### GIVEN PASSAGE
North – who is best known for having accurately predicted the 2008 recession and its implications for today – was one of a three-man panel at a recent Receivables Insurance Association of Canada (RIAC) panel discussion, ‘The Great Recession: Are we truly out of the woods?’ that brought together insurance and financial industry professionals from around Ontario, examining the implications of the current economic situation, and what it means for their clients.

“This is the first event of its kind for the Receivables Insurance Association of Canada,” says Brad Hébert, chairman of the RIAC. “Property and casualty brokers, bankers and businesses are all starting to understand the vastly under-insured state of corporate receivables in Canada.”

It is the lack of receivables insurance that introduces undue risk on working capital loans, says Hébert, inhibits the amount that can be loaned, forcing higher interest rates on business clients and artificially restricts sales growth.

For North, the 2008 recession is a unique animal among recessions.

### DIRECTIVE
Condense the passage on the RIAC panel discussion into two sentences.

### DATASET CONTENT
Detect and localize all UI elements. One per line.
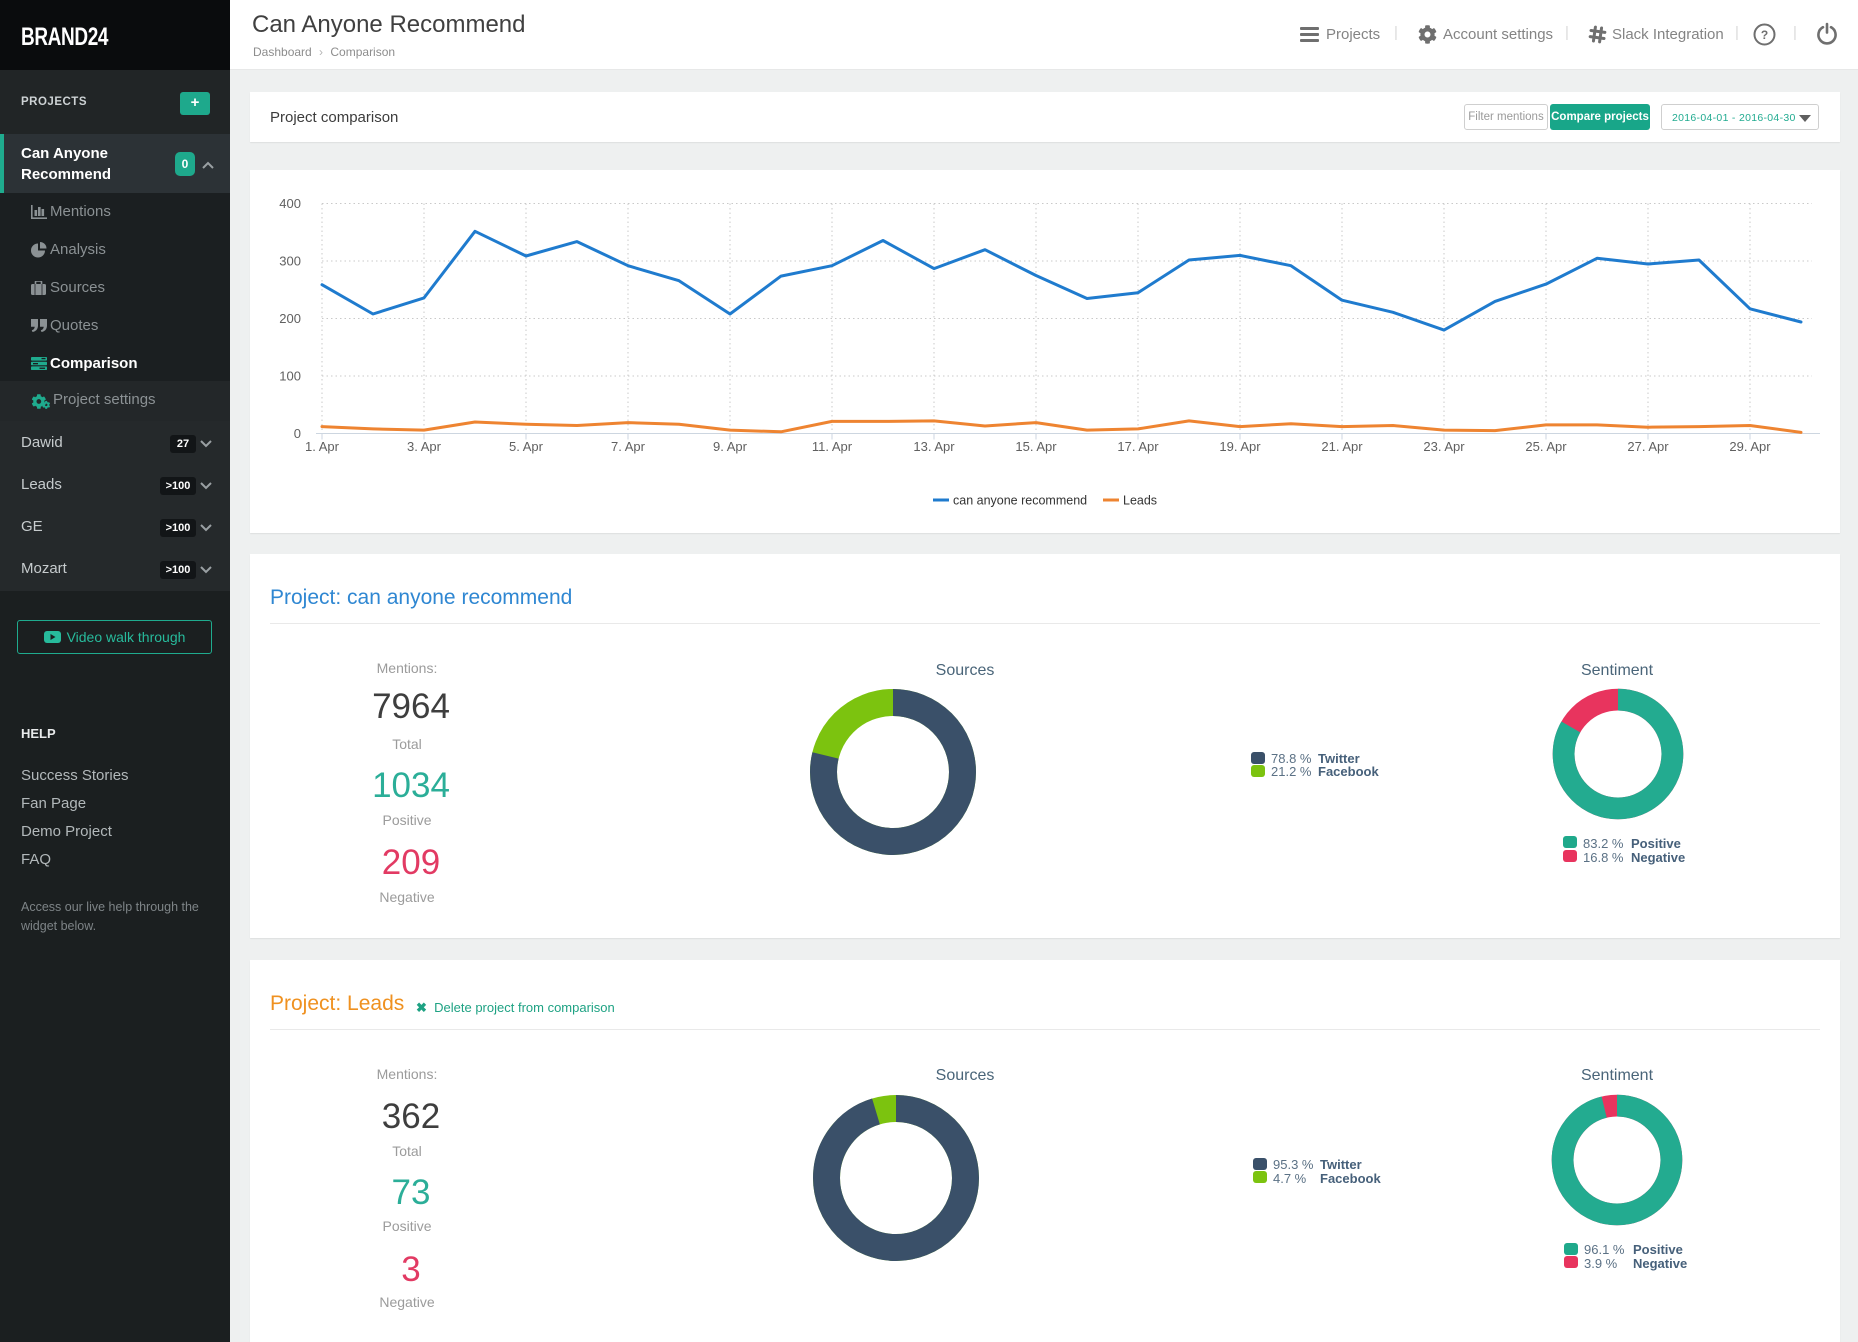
svg-text:100: 100 [279, 369, 301, 384]
svg-text:27. Apr: 27. Apr [1627, 439, 1669, 454]
svg-text:5. Apr: 5. Apr [509, 439, 544, 454]
svg-text:15. Apr: 15. Apr [1015, 439, 1057, 454]
svg-text:11. Apr: 11. Apr [812, 439, 853, 454]
svg-text:Leads: Leads [1123, 494, 1157, 508]
svg-text:17. Apr: 17. Apr [1117, 439, 1159, 454]
svg-text:29. Apr: 29. Apr [1729, 439, 1771, 454]
svg-text:9. Apr: 9. Apr [713, 439, 748, 454]
svg-text:25. Apr: 25. Apr [1525, 439, 1567, 454]
svg-text:23. Apr: 23. Apr [1423, 439, 1465, 454]
svg-text:0: 0 [294, 426, 301, 441]
svg-text:13. Apr: 13. Apr [913, 439, 955, 454]
svg-text:can anyone recommend: can anyone recommend [953, 494, 1087, 508]
svg-text:7. Apr: 7. Apr [611, 439, 646, 454]
svg-text:?: ? [1761, 28, 1768, 42]
svg-text:3. Apr: 3. Apr [407, 439, 442, 454]
svg-text:19. Apr: 19. Apr [1219, 439, 1261, 454]
svg-text:1. Apr: 1. Apr [305, 439, 340, 454]
svg-text:300: 300 [279, 254, 301, 269]
svg-text:200: 200 [279, 311, 301, 326]
svg-text:21. Apr: 21. Apr [1321, 439, 1363, 454]
svg-text:400: 400 [279, 196, 301, 211]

### CORRECT OUTPUT
North, best known for accurately predicting the 2008 recession, sat on a three-person panel at the Receivables Insurance Association of Canada's first event of its kind, "The Great Recession: Are we truly out of the woods?", which gathered insurance and financial professionals from around Ontario to examine the current economic situation and its meaning for their clients. RIAC chairman Brad Hébert says corporate receivables in Canada are vastly under-insured, and that this lack of insurance adds undue risk to working capital loans, limits lending, forces higher interest rates on business clients and artificially restricts sales growth.